• _WHAT TO PRODUCE_
Write the records below out in full, character for character, with no pictures.

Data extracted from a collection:
[start]

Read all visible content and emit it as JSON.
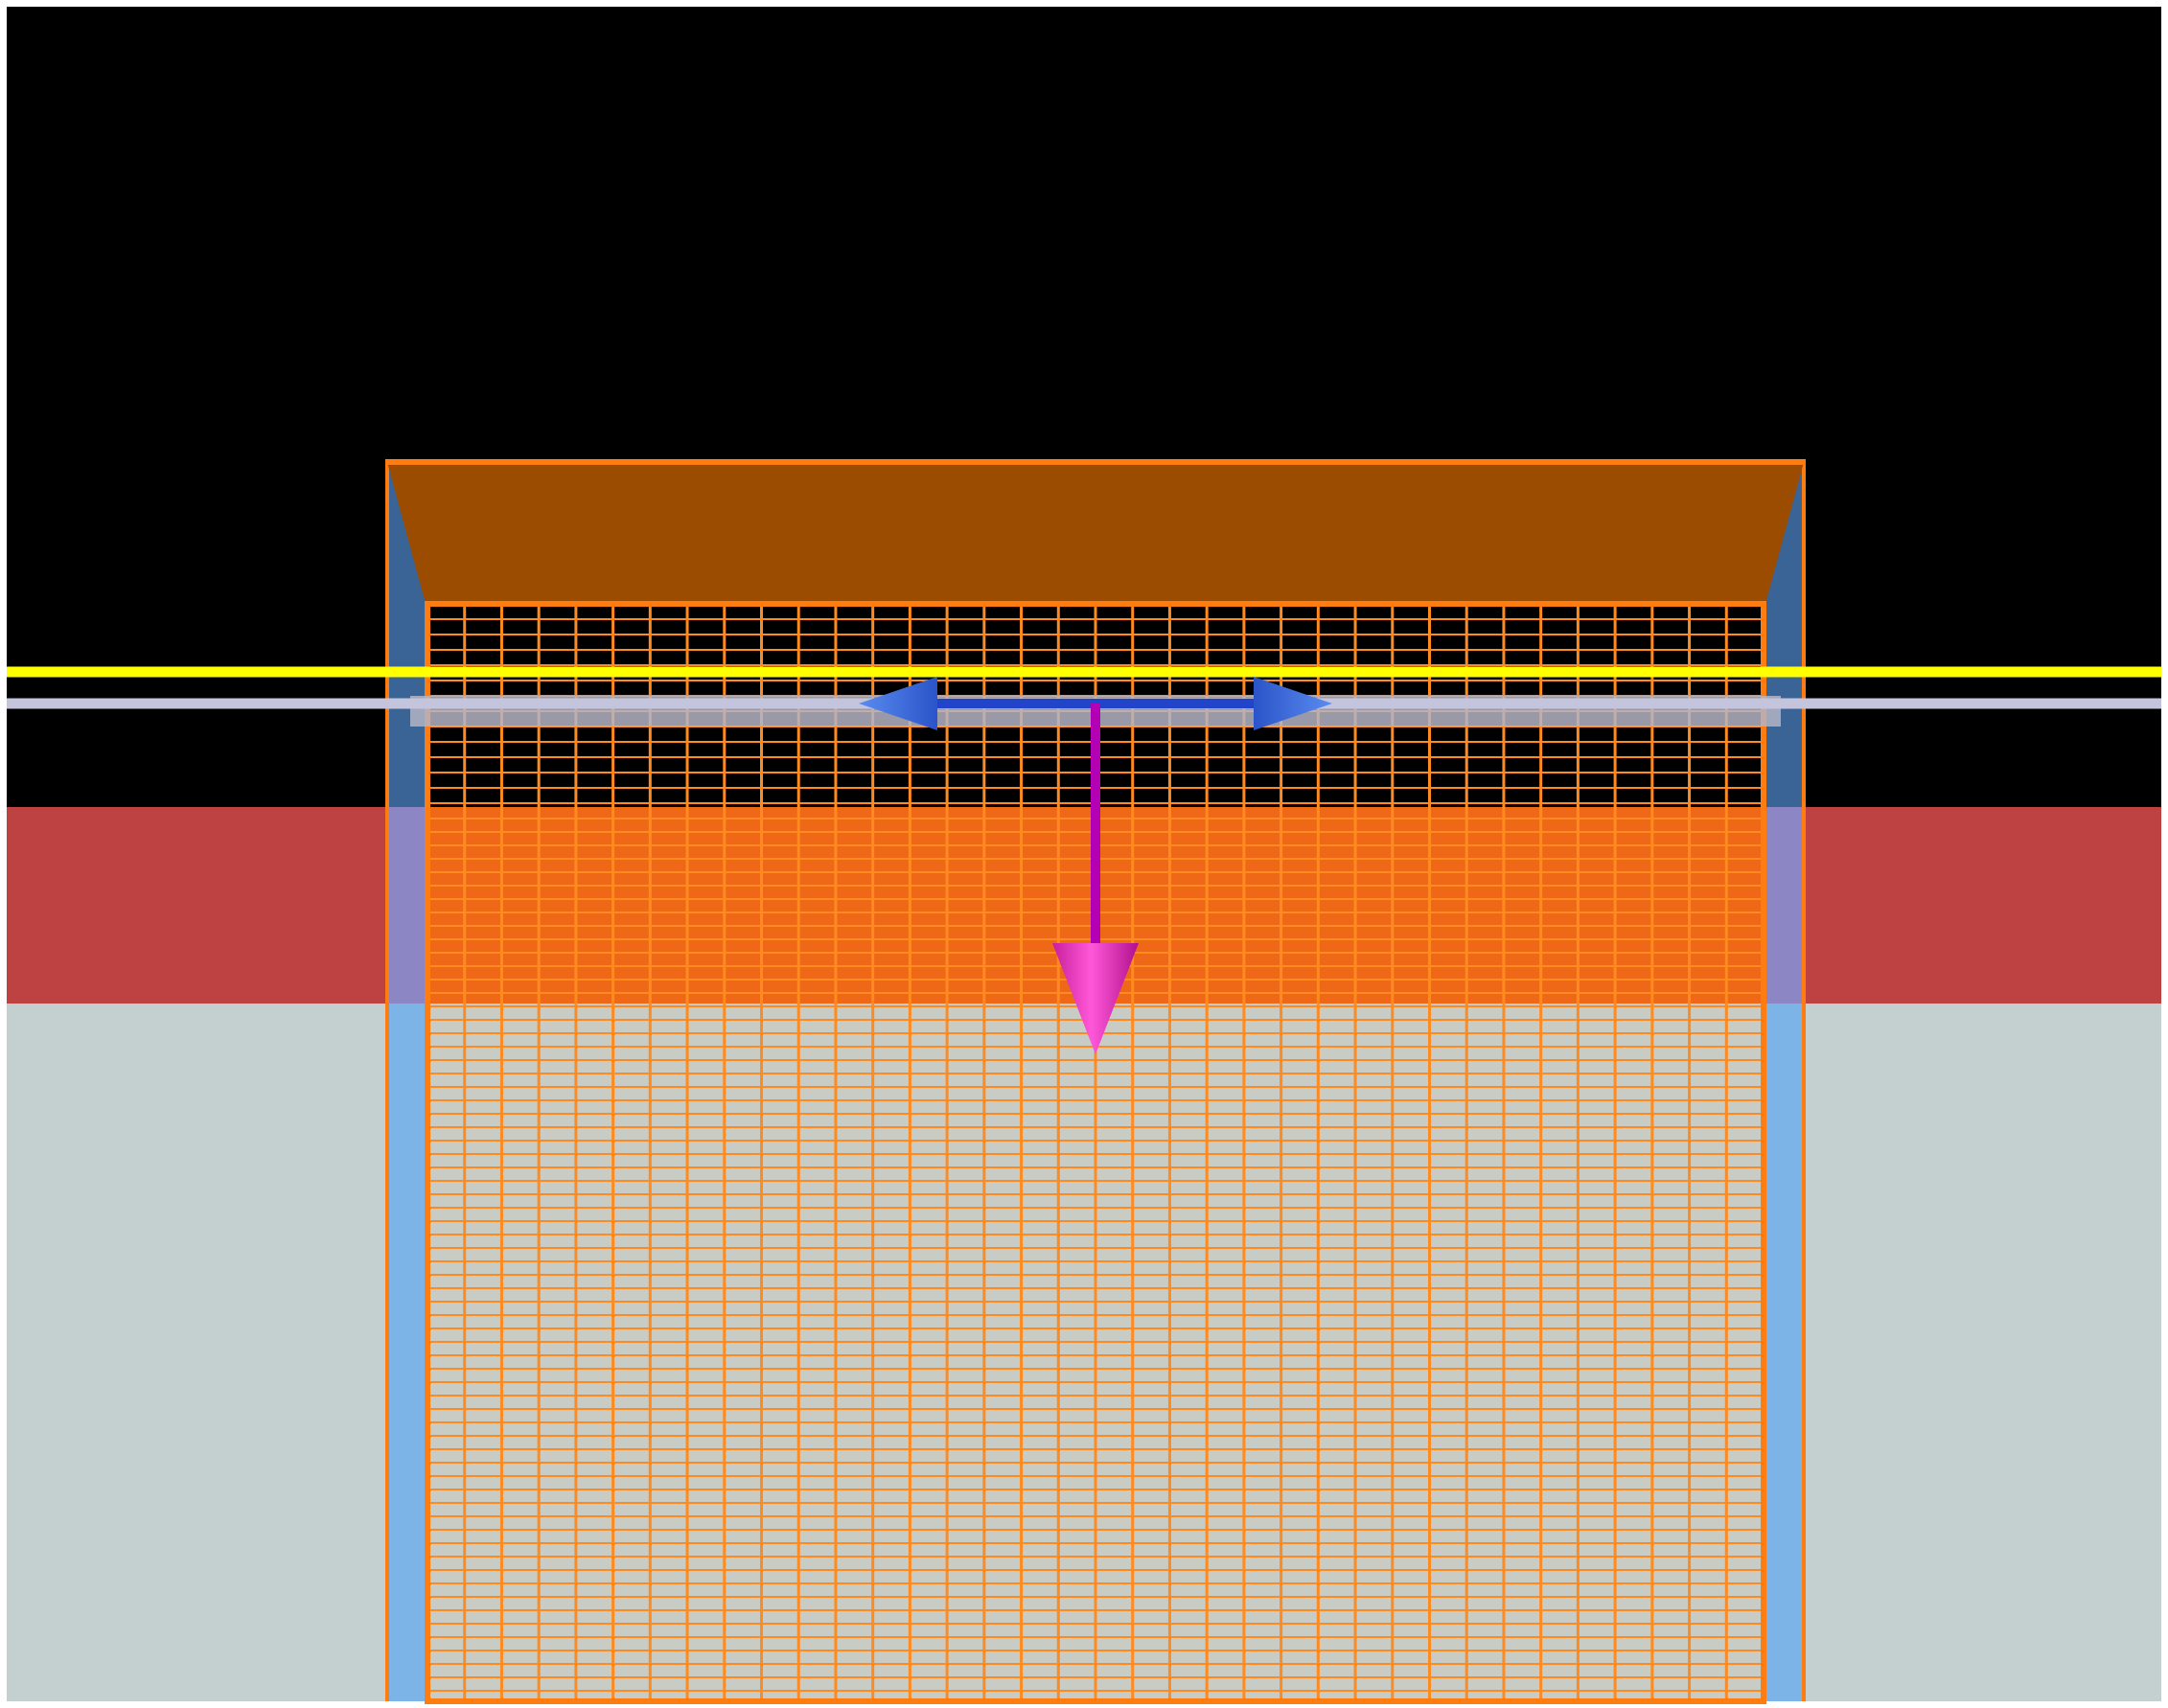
{
  "colors": {
    "frame": "#ffffff",
    "background": "#000000",
    "upper_layer": "#be4242",
    "lower_layer": "#c4d0d0",
    "wall": "#7cb4e8",
    "wall_dark": "#3a6496",
    "mesh": "#ff8a20",
    "mesh_outline": "#ff7c10",
    "funnel": "#9c4c00",
    "cover_band": "#b4b4c4",
    "line_yellow": "#ffff00",
    "line_lavender": "#c4c4dc",
    "arrow_blue": "#2244c8",
    "arrow_blue_head": "#3a6ce0",
    "arrow_magenta": "#b400b4",
    "arrow_magenta_head": "#ee40c4"
  },
  "icons": {
    "horizontal_axis": "double-arrow-icon",
    "vertical_axis": "down-arrow-icon"
  }
}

[end]

• _PROBLEM SOLUTION_
Read all visible content and emit it as JSON.
{
  "colors": {
    "frame": "#ffffff",
    "background": "#000000",
    "upper_layer": "#be4242",
    "lower_layer": "#c4d0d0",
    "wall": "#7cb4e8",
    "wall_dark": "#3a6496",
    "mesh": "#ff8a20",
    "mesh_outline": "#ff7c10",
    "funnel": "#9c4c00",
    "cover_band": "#b4b4c4",
    "line_yellow": "#ffff00",
    "line_lavender": "#c4c4dc",
    "arrow_blue": "#2244c8",
    "arrow_blue_head": "#3a6ce0",
    "arrow_magenta": "#b400b4",
    "arrow_magenta_head": "#ee40c4"
  },
  "icons": {
    "horizontal_axis": "double-arrow-icon",
    "vertical_axis": "down-arrow-icon"
  }
}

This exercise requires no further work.